# Problem
Scan the data beneath this task and copy each line that includes "name".

# Material supplied
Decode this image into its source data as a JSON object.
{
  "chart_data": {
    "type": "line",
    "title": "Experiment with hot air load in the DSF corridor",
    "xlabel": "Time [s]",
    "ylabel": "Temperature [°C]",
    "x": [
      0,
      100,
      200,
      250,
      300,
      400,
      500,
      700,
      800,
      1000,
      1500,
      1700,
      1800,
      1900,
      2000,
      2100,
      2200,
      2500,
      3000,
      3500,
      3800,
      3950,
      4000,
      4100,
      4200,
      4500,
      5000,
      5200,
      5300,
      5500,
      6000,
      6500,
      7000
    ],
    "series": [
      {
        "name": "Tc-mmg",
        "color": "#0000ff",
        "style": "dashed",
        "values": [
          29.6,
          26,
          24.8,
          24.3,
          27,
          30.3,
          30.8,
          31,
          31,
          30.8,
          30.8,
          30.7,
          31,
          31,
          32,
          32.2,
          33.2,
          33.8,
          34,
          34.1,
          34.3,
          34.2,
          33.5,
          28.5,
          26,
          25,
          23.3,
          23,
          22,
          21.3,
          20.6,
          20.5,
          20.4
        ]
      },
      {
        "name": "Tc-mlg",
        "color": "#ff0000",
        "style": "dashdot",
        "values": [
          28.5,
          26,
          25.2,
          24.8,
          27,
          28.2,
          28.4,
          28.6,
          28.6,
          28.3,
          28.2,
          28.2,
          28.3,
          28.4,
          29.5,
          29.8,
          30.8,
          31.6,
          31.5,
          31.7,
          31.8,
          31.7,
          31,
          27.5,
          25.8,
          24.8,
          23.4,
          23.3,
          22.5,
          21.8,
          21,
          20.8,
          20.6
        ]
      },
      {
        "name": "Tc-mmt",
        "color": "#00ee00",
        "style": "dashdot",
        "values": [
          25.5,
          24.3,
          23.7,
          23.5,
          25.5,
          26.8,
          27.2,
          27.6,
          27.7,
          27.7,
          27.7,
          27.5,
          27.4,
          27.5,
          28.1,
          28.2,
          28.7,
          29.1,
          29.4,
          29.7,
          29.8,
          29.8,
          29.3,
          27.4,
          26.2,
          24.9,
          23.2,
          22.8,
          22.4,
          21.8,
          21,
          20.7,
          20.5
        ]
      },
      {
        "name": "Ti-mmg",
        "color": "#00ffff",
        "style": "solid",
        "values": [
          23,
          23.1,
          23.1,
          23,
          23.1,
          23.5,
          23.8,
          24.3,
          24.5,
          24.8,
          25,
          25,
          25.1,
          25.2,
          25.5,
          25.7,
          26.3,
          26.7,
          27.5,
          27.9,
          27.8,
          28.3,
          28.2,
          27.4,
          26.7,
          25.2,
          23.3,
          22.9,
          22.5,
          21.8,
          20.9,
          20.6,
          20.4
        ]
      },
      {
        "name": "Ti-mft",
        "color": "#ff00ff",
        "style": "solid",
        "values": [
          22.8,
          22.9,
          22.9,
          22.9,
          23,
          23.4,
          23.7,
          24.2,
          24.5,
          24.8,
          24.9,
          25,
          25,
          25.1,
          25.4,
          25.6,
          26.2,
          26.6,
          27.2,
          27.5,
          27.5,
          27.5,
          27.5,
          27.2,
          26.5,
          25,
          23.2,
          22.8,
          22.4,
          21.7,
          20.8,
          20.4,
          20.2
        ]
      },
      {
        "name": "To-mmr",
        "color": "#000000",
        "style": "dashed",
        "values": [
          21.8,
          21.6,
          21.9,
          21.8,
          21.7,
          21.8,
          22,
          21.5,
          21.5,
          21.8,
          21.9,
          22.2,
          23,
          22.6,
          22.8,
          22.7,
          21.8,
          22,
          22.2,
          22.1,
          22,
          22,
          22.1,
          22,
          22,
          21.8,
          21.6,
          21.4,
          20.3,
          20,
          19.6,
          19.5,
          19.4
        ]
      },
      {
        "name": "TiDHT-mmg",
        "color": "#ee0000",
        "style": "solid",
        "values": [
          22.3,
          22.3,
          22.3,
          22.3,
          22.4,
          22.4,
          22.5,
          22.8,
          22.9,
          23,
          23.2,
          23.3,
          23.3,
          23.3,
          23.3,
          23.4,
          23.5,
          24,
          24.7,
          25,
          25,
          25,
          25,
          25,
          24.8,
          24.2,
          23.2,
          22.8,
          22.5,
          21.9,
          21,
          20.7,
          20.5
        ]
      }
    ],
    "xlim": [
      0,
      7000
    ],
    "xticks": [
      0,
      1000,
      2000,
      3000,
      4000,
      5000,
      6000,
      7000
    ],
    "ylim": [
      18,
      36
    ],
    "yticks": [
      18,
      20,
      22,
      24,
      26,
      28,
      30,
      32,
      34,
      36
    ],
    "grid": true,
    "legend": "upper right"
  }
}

# Answer to the exercise
        "name": "Tc-mmg",
        "name": "Tc-mlg",
        "name": "Tc-mmt",
        "name": "Ti-mmg",
        "name": "Ti-mft",
        "name": "To-mmr",
        "name": "TiDHT-mmg",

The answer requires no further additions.